--- Start ---
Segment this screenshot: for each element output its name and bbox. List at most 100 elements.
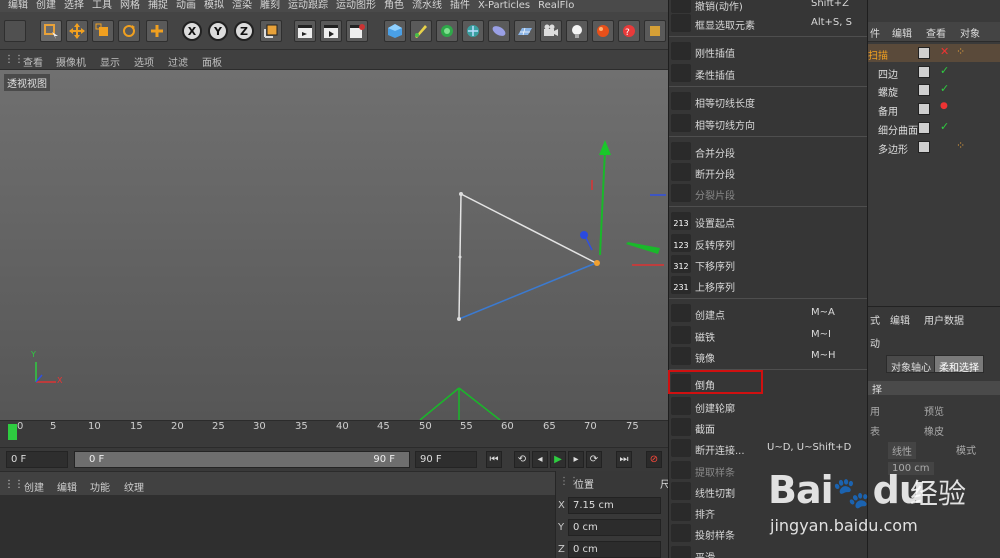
- menu-item-mirror[interactable]: 镜像 M~H: [669, 346, 867, 366]
- visibility-toggle[interactable]: [918, 103, 930, 115]
- record-button[interactable]: ⊘: [646, 451, 662, 468]
- status-dot-icon[interactable]: ●: [940, 101, 948, 111]
- visibility-toggle[interactable]: [918, 122, 930, 134]
- gizmo-plane-handle[interactable]: [626, 242, 660, 254]
- preview-range-slider[interactable]: 0 F 90 F: [74, 451, 410, 468]
- menu-item-undo-action[interactable]: 撤销(动作) Shift+Z: [669, 0, 867, 14]
- material-menu-edit[interactable]: 编辑: [57, 479, 77, 494]
- viewport-menu-cameras[interactable]: 摄像机: [56, 54, 86, 69]
- menu-item-reverse-sequence[interactable]: 123 反转序列: [669, 233, 867, 253]
- position-z-field[interactable]: 0 cm: [568, 541, 661, 558]
- tag-icon[interactable]: ⁘: [956, 139, 965, 152]
- menu-mograph[interactable]: 运动图形: [336, 1, 376, 11]
- menu-item-equal-tangent-length[interactable]: 相等切线长度: [669, 91, 867, 111]
- menu-item-join-segment[interactable]: 合并分段: [669, 141, 867, 161]
- menu-snap[interactable]: 捕捉: [148, 1, 168, 11]
- z-axis-toggle[interactable]: Z: [234, 21, 254, 41]
- tag-icon[interactable]: ⁘: [956, 45, 965, 58]
- visibility-toggle[interactable]: [918, 84, 930, 96]
- material-button[interactable]: [592, 20, 614, 42]
- viewport-menu-display[interactable]: 显示: [100, 54, 120, 69]
- menu-item-cross-section[interactable]: 截面: [669, 417, 867, 437]
- object-axis-tab[interactable]: 对象轴心: [886, 355, 936, 374]
- menu-edit[interactable]: 编辑: [8, 1, 28, 11]
- object-row-quad[interactable]: 四边 ✓: [868, 63, 1000, 81]
- om-menu-view[interactable]: 查看: [926, 25, 946, 40]
- enabled-check-icon[interactable]: ✓: [940, 64, 949, 77]
- subdivision-button[interactable]: [436, 20, 458, 42]
- menu-item-create-point[interactable]: 创建点 M~A: [669, 303, 867, 323]
- start-frame-field[interactable]: 0 F: [6, 451, 68, 468]
- next-frame-button[interactable]: ▸: [568, 451, 584, 468]
- x-axis-toggle[interactable]: X: [182, 21, 202, 41]
- position-y-field[interactable]: 0 cm: [568, 519, 661, 536]
- perspective-viewport[interactable]: Y X: [0, 70, 668, 420]
- menu-item-break-segment[interactable]: 断开分段: [669, 162, 867, 182]
- menu-item-explode-segments[interactable]: 分裂片段: [669, 183, 867, 203]
- menu-tools[interactable]: 工具: [92, 1, 112, 11]
- viewport-menu-panel[interactable]: 面板: [202, 54, 222, 69]
- viewport-menu-view[interactable]: 查看: [23, 54, 43, 69]
- move-button[interactable]: [66, 20, 88, 42]
- visibility-toggle[interactable]: [918, 141, 930, 153]
- menu-item-magnet[interactable]: 磁铁 M~I: [669, 325, 867, 345]
- light-button[interactable]: [566, 20, 588, 42]
- previous-frame-button[interactable]: ◂: [532, 451, 548, 468]
- enabled-check-icon[interactable]: ✓: [940, 120, 949, 133]
- coordinate-system-button[interactable]: [260, 20, 282, 42]
- object-row-subdivision[interactable]: 细分曲面 ✓: [868, 119, 1000, 137]
- soft-selection-tab[interactable]: 柔和选择: [934, 355, 984, 374]
- om-menu-file[interactable]: 件: [870, 25, 880, 40]
- previous-key-button[interactable]: ⟲: [514, 451, 530, 468]
- menu-plugins[interactable]: 插件: [450, 1, 470, 11]
- transform-button[interactable]: [146, 20, 168, 42]
- menu-x-particles[interactable]: X-Particles: [478, 1, 530, 11]
- viewport-menu-filter[interactable]: 过滤: [168, 54, 188, 69]
- menu-pipeline[interactable]: 流水线: [412, 1, 442, 11]
- deformer-button[interactable]: [488, 20, 510, 42]
- menu-item-set-first-point[interactable]: 213 设置起点: [669, 211, 867, 231]
- gizmo-z-handle[interactable]: [580, 231, 588, 239]
- menu-item-create-outline[interactable]: 创建轮廓: [669, 396, 867, 416]
- spline-point[interactable]: [458, 255, 462, 259]
- object-row-helix[interactable]: 螺旋 ✓: [868, 81, 1000, 99]
- menu-item-equal-tangent-direction[interactable]: 相等切线方向: [669, 113, 867, 133]
- play-button[interactable]: ▶: [550, 451, 566, 468]
- scale-button[interactable]: [92, 20, 114, 42]
- material-menu-create[interactable]: 创建: [24, 479, 44, 494]
- menu-motion-tracking[interactable]: 运动跟踪: [288, 1, 328, 11]
- menu-item-frame-selected[interactable]: 框显选取元素 Alt+S, S: [669, 13, 867, 33]
- visibility-toggle[interactable]: [918, 66, 930, 78]
- spline-point[interactable]: [457, 317, 461, 321]
- object-row-polygon[interactable]: 多边形 ⁘: [868, 138, 1000, 156]
- next-key-button[interactable]: ⟳: [586, 451, 602, 468]
- render-picture-viewer-button[interactable]: [320, 20, 342, 42]
- object-row-sweep[interactable]: 扫描 ✕ ⁘: [868, 44, 1000, 62]
- render-view-button[interactable]: [294, 20, 316, 42]
- material-menu-texture[interactable]: 纹理: [124, 479, 144, 494]
- camera-button[interactable]: [540, 20, 562, 42]
- object-row-backup[interactable]: 备用 ●: [868, 100, 1000, 118]
- menu-select[interactable]: 选择: [64, 1, 84, 11]
- menu-realflow[interactable]: RealFlo: [538, 1, 574, 11]
- menu-item-move-down-sequence[interactable]: 312 下移序列: [669, 254, 867, 274]
- visibility-toggle[interactable]: [918, 47, 930, 59]
- material-manager-area[interactable]: [0, 495, 555, 558]
- render-settings-button[interactable]: [346, 20, 368, 42]
- material-menu-function[interactable]: 功能: [90, 479, 110, 494]
- selected-spline-point[interactable]: [594, 260, 600, 266]
- menu-create[interactable]: 创建: [36, 1, 56, 11]
- menu-sculpt[interactable]: 雕刻: [260, 1, 280, 11]
- attr-menu-mode[interactable]: 式: [870, 312, 880, 327]
- timeline-ruler[interactable]: 0 5 10 15 20 25 30 35 40 45 50 55 60 65 …: [0, 420, 668, 446]
- more-tools-button[interactable]: [644, 20, 666, 42]
- go-to-end-button[interactable]: ⏭: [616, 451, 632, 468]
- array-button[interactable]: [462, 20, 484, 42]
- menu-animate[interactable]: 动画: [176, 1, 196, 11]
- menu-item-hard-interpolation[interactable]: 刚性插值: [669, 41, 867, 61]
- timeline-playhead[interactable]: [8, 424, 17, 440]
- spline-point[interactable]: [459, 192, 463, 196]
- pen-button[interactable]: [410, 20, 432, 42]
- y-axis-toggle[interactable]: Y: [208, 21, 228, 41]
- rotate-button[interactable]: [118, 20, 140, 42]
--- End ---
What to do: Reproduce every line of the records above verbatim, omitting the pictures.

Written solution:
Segment this screenshot: for each element output its name and bbox. List at most 100 elements.
- menu-item-mirror[interactable]: 镜像 M~H: [669, 346, 867, 366]
- visibility-toggle[interactable]: [918, 103, 930, 115]
- record-button[interactable]: ⊘: [646, 451, 662, 468]
- status-dot-icon[interactable]: ●: [940, 101, 948, 111]
- visibility-toggle[interactable]: [918, 122, 930, 134]
- gizmo-plane-handle[interactable]: [626, 242, 660, 254]
- preview-range-slider[interactable]: 0 F 90 F: [74, 451, 410, 468]
- menu-item-undo-action[interactable]: 撤销(动作) Shift+Z: [669, 0, 867, 14]
- material-menu-edit[interactable]: 编辑: [57, 479, 77, 494]
- viewport-menu-cameras[interactable]: 摄像机: [56, 54, 86, 69]
- menu-item-reverse-sequence[interactable]: 123 反转序列: [669, 233, 867, 253]
- position-z-field[interactable]: 0 cm: [568, 541, 661, 558]
- tag-icon[interactable]: ⁘: [956, 139, 965, 152]
- menu-mograph[interactable]: 运动图形: [336, 1, 376, 11]
- menu-item-equal-tangent-length[interactable]: 相等切线长度: [669, 91, 867, 111]
- menu-item-join-segment[interactable]: 合并分段: [669, 141, 867, 161]
- menu-snap[interactable]: 捕捉: [148, 1, 168, 11]
- z-axis-toggle[interactable]: Z: [234, 21, 254, 41]
- tag-icon[interactable]: ⁘: [956, 45, 965, 58]
- visibility-toggle[interactable]: [918, 84, 930, 96]
- material-button[interactable]: [592, 20, 614, 42]
- viewport-menu-display[interactable]: 显示: [100, 54, 120, 69]
- menu-item-cross-section[interactable]: 截面: [669, 417, 867, 437]
- object-axis-tab[interactable]: 对象轴心: [886, 355, 936, 374]
- menu-edit[interactable]: 编辑: [8, 1, 28, 11]
- object-row-quad[interactable]: 四边 ✓: [868, 63, 1000, 81]
- om-menu-view[interactable]: 查看: [926, 25, 946, 40]
- enabled-check-icon[interactable]: ✓: [940, 64, 949, 77]
- subdivision-button[interactable]: [436, 20, 458, 42]
- menu-item-create-point[interactable]: 创建点 M~A: [669, 303, 867, 323]
- start-frame-field[interactable]: 0 F: [6, 451, 68, 468]
- next-frame-button[interactable]: ▸: [568, 451, 584, 468]
- x-axis-toggle[interactable]: X: [182, 21, 202, 41]
- position-y-field[interactable]: 0 cm: [568, 519, 661, 536]
- perspective-viewport[interactable]: Y X: [0, 70, 668, 420]
- menu-item-break-segment[interactable]: 断开分段: [669, 162, 867, 182]
- menu-item-explode-segments[interactable]: 分裂片段: [669, 183, 867, 203]
- menu-tools[interactable]: 工具: [92, 1, 112, 11]
- viewport-menu-panel[interactable]: 面板: [202, 54, 222, 69]
- viewport-menu-view[interactable]: 查看: [23, 54, 43, 69]
- move-button[interactable]: [66, 20, 88, 42]
- visibility-toggle[interactable]: [918, 141, 930, 153]
- menu-item-magnet[interactable]: 磁铁 M~I: [669, 325, 867, 345]
- light-button[interactable]: [566, 20, 588, 42]
- previous-frame-button[interactable]: ◂: [532, 451, 548, 468]
- enabled-check-icon[interactable]: ✓: [940, 120, 949, 133]
- coordinate-system-button[interactable]: [260, 20, 282, 42]
- object-row-subdivision[interactable]: 细分曲面 ✓: [868, 119, 1000, 137]
- soft-selection-tab[interactable]: 柔和选择: [934, 355, 984, 374]
- om-menu-file[interactable]: 件: [870, 25, 880, 40]
- previous-key-button[interactable]: ⟲: [514, 451, 530, 468]
- menu-plugins[interactable]: 插件: [450, 1, 470, 11]
- transform-button[interactable]: [146, 20, 168, 42]
- menu-x-particles[interactable]: X-Particles: [478, 1, 530, 11]
- viewport-menu-filter[interactable]: 过滤: [168, 54, 188, 69]
- menu-pipeline[interactable]: 流水线: [412, 1, 442, 11]
- deformer-button[interactable]: [488, 20, 510, 42]
- menu-item-set-first-point[interactable]: 213 设置起点: [669, 211, 867, 231]
- gizmo-z-handle[interactable]: [580, 231, 588, 239]
- menu-item-create-outline[interactable]: 创建轮廓: [669, 396, 867, 416]
- spline-point[interactable]: [458, 255, 462, 259]
- object-row-helix[interactable]: 螺旋 ✓: [868, 81, 1000, 99]
- menu-item-equal-tangent-direction[interactable]: 相等切线方向: [669, 113, 867, 133]
- play-button[interactable]: ▶: [550, 451, 566, 468]
- scale-button[interactable]: [92, 20, 114, 42]
- material-menu-create[interactable]: 创建: [24, 479, 44, 494]
- menu-motion-tracking[interactable]: 运动跟踪: [288, 1, 328, 11]
- menu-item-frame-selected[interactable]: 框显选取元素 Alt+S, S: [669, 13, 867, 33]
- visibility-toggle[interactable]: [918, 66, 930, 78]
- spline-point[interactable]: [457, 317, 461, 321]
- object-row-polygon[interactable]: 多边形 ⁘: [868, 138, 1000, 156]
- next-key-button[interactable]: ⟳: [586, 451, 602, 468]
- render-picture-viewer-button[interactable]: [320, 20, 342, 42]
- object-row-sweep[interactable]: 扫描 ✕ ⁘: [868, 44, 1000, 62]
- render-view-button[interactable]: [294, 20, 316, 42]
- material-menu-texture[interactable]: 纹理: [124, 479, 144, 494]
- camera-button[interactable]: [540, 20, 562, 42]
- object-row-backup[interactable]: 备用 ●: [868, 100, 1000, 118]
- menu-select[interactable]: 选择: [64, 1, 84, 11]
- menu-realflow[interactable]: RealFlo: [538, 1, 574, 11]
- menu-item-move-down-sequence[interactable]: 312 下移序列: [669, 254, 867, 274]
- visibility-toggle[interactable]: [918, 47, 930, 59]
- material-manager-area[interactable]: [0, 495, 555, 558]
- render-settings-button[interactable]: [346, 20, 368, 42]
- material-menu-function[interactable]: 功能: [90, 479, 110, 494]
- selected-spline-point[interactable]: [594, 260, 600, 266]
- menu-create[interactable]: 创建: [36, 1, 56, 11]
- menu-sculpt[interactable]: 雕刻: [260, 1, 280, 11]
- attr-menu-mode[interactable]: 式: [870, 312, 880, 327]
- timeline-ruler[interactable]: 0 5 10 15 20 25 30 35 40 45 50 55 60 65 …: [0, 420, 668, 446]
- more-tools-button[interactable]: [644, 20, 666, 42]
- go-to-end-button[interactable]: ⏭: [616, 451, 632, 468]
- array-button[interactable]: [462, 20, 484, 42]
- menu-animate[interactable]: 动画: [176, 1, 196, 11]
- menu-item-hard-interpolation[interactable]: 刚性插值: [669, 41, 867, 61]
- timeline-playhead[interactable]: [8, 424, 17, 440]
- spline-point[interactable]: [459, 192, 463, 196]
- pen-button[interactable]: [410, 20, 432, 42]
- y-axis-toggle[interactable]: Y: [208, 21, 228, 41]
- rotate-button[interactable]: [118, 20, 140, 42]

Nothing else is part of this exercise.